- _TASK INPUT_
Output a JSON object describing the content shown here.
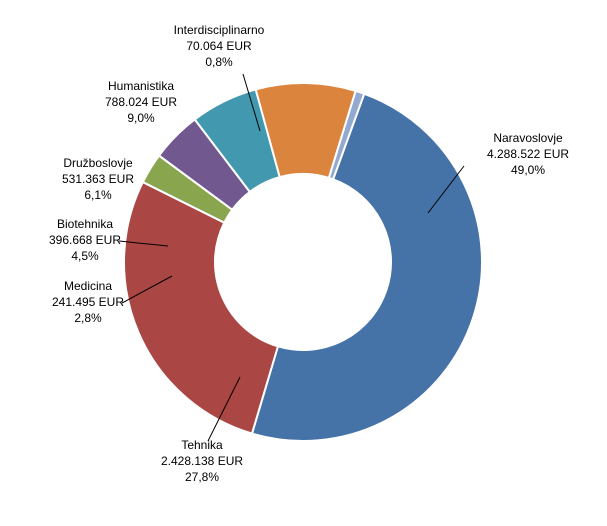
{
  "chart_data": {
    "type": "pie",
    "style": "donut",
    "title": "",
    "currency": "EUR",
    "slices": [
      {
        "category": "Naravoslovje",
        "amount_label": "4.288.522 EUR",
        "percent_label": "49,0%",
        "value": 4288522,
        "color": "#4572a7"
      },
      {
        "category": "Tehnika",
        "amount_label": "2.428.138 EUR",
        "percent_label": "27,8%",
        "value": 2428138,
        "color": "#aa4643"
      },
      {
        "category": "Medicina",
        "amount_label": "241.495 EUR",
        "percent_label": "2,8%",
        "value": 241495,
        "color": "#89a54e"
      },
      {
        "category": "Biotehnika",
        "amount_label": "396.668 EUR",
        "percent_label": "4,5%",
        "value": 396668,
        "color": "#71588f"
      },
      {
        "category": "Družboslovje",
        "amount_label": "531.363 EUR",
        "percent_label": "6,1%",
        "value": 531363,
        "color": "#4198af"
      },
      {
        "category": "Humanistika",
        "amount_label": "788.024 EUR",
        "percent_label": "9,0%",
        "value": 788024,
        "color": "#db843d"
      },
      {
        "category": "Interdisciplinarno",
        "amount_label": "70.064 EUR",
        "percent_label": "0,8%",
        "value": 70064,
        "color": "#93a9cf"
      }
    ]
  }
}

--

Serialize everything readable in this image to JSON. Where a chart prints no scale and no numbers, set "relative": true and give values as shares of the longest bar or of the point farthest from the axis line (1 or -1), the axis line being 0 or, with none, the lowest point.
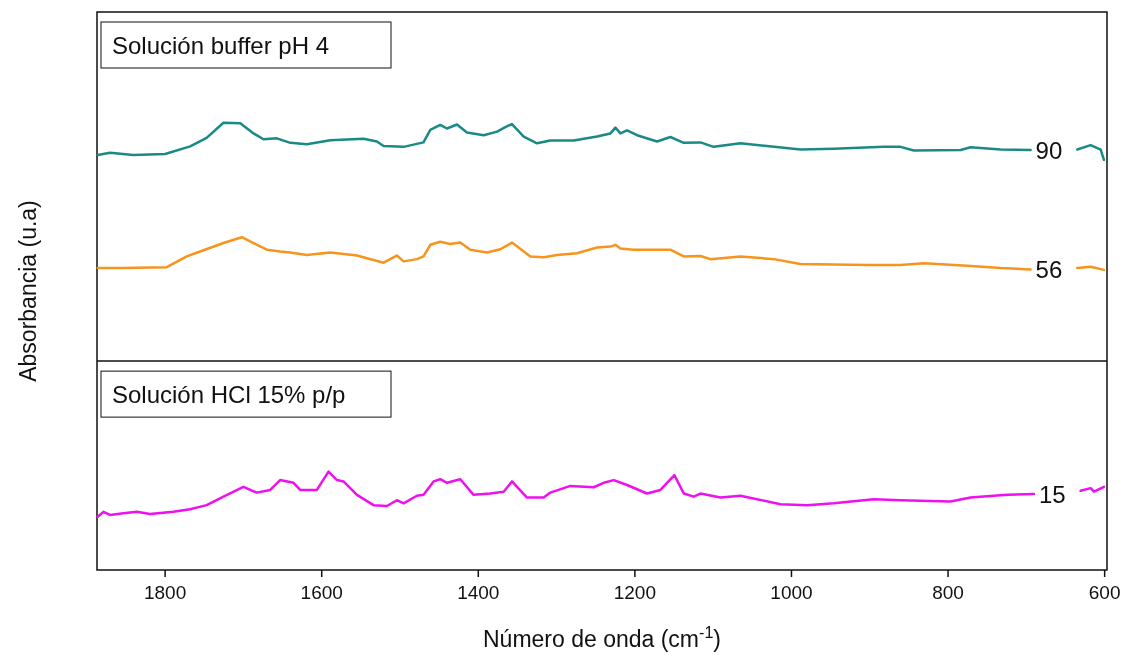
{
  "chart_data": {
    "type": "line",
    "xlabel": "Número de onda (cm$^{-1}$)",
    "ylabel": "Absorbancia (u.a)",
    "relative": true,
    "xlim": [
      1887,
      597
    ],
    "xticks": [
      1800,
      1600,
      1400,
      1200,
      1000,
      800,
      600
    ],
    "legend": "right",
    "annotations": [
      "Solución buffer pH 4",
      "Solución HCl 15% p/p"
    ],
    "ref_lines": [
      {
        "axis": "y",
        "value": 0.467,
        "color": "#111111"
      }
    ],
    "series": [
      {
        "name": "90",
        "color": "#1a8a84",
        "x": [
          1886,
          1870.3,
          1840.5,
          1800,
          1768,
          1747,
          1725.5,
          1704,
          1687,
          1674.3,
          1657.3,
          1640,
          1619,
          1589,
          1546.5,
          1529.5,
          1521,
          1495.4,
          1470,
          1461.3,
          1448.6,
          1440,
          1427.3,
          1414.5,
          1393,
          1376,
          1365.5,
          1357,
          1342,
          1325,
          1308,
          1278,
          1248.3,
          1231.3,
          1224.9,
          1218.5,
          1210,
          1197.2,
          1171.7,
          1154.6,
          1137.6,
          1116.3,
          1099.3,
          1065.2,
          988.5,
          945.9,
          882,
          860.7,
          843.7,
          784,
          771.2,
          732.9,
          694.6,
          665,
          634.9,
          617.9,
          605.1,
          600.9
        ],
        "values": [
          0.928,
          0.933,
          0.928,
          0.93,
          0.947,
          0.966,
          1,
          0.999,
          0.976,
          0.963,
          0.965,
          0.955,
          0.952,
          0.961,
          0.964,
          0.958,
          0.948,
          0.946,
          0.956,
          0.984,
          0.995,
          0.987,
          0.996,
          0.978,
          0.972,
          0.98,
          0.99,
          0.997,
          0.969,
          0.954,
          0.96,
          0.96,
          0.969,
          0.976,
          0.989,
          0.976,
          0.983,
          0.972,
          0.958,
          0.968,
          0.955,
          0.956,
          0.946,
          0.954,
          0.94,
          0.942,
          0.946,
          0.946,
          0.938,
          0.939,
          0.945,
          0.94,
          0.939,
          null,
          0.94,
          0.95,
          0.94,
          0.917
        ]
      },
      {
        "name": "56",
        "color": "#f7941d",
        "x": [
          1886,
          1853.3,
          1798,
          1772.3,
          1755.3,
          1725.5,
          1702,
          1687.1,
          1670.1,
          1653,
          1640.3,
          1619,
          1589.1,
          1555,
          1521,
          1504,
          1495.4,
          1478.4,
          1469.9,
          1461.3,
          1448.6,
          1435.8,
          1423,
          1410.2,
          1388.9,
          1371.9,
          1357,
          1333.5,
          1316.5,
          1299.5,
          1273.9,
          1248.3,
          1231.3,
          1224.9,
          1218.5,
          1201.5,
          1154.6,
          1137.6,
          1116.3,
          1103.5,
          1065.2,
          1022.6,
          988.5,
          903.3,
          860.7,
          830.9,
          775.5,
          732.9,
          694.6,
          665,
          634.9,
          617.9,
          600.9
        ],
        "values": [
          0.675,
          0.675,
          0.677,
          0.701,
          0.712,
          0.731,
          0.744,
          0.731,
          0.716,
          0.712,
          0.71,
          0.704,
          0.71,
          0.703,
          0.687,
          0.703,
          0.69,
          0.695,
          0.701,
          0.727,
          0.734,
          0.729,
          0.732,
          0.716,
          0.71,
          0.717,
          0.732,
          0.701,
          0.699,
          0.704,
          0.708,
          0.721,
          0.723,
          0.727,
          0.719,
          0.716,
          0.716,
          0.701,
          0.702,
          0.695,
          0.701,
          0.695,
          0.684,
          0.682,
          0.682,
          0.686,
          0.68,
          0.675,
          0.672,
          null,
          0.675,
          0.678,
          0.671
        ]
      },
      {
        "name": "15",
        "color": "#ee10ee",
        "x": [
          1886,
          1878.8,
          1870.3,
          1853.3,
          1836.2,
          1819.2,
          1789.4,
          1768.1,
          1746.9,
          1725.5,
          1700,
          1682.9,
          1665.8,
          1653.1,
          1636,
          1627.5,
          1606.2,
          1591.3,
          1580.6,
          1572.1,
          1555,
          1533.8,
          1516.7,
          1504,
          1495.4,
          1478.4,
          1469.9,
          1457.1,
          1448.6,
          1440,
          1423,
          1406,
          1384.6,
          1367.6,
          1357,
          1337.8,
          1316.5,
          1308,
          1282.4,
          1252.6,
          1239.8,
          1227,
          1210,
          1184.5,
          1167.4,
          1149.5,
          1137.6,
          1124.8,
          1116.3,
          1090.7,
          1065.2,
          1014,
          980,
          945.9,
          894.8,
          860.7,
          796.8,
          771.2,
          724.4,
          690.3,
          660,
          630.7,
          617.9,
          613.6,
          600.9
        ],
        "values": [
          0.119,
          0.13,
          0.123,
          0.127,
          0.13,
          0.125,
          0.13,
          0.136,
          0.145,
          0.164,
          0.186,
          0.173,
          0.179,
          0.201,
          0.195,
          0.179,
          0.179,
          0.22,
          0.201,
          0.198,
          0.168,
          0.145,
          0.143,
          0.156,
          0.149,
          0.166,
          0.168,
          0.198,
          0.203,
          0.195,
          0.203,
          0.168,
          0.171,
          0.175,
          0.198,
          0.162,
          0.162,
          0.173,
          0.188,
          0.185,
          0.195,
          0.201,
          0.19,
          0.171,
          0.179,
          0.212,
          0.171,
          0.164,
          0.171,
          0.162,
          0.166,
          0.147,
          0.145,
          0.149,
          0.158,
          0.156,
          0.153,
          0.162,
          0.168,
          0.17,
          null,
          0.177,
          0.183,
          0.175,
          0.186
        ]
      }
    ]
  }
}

- _SET PROBLEM_
From the material above, gather all lines that include the string "JSON" and copy them.

- _SOLUTION FOR THIS TASK_
Output a JSON object describing the content shown here.
Serialize everything readable in this image to JSON. Where a chart prints no scale and no numbers, set "relative": true and give values as shares of the longest bar or of the point farthest from the axis line (1 or -1), the axis line being 0 or, with none, the lowest point.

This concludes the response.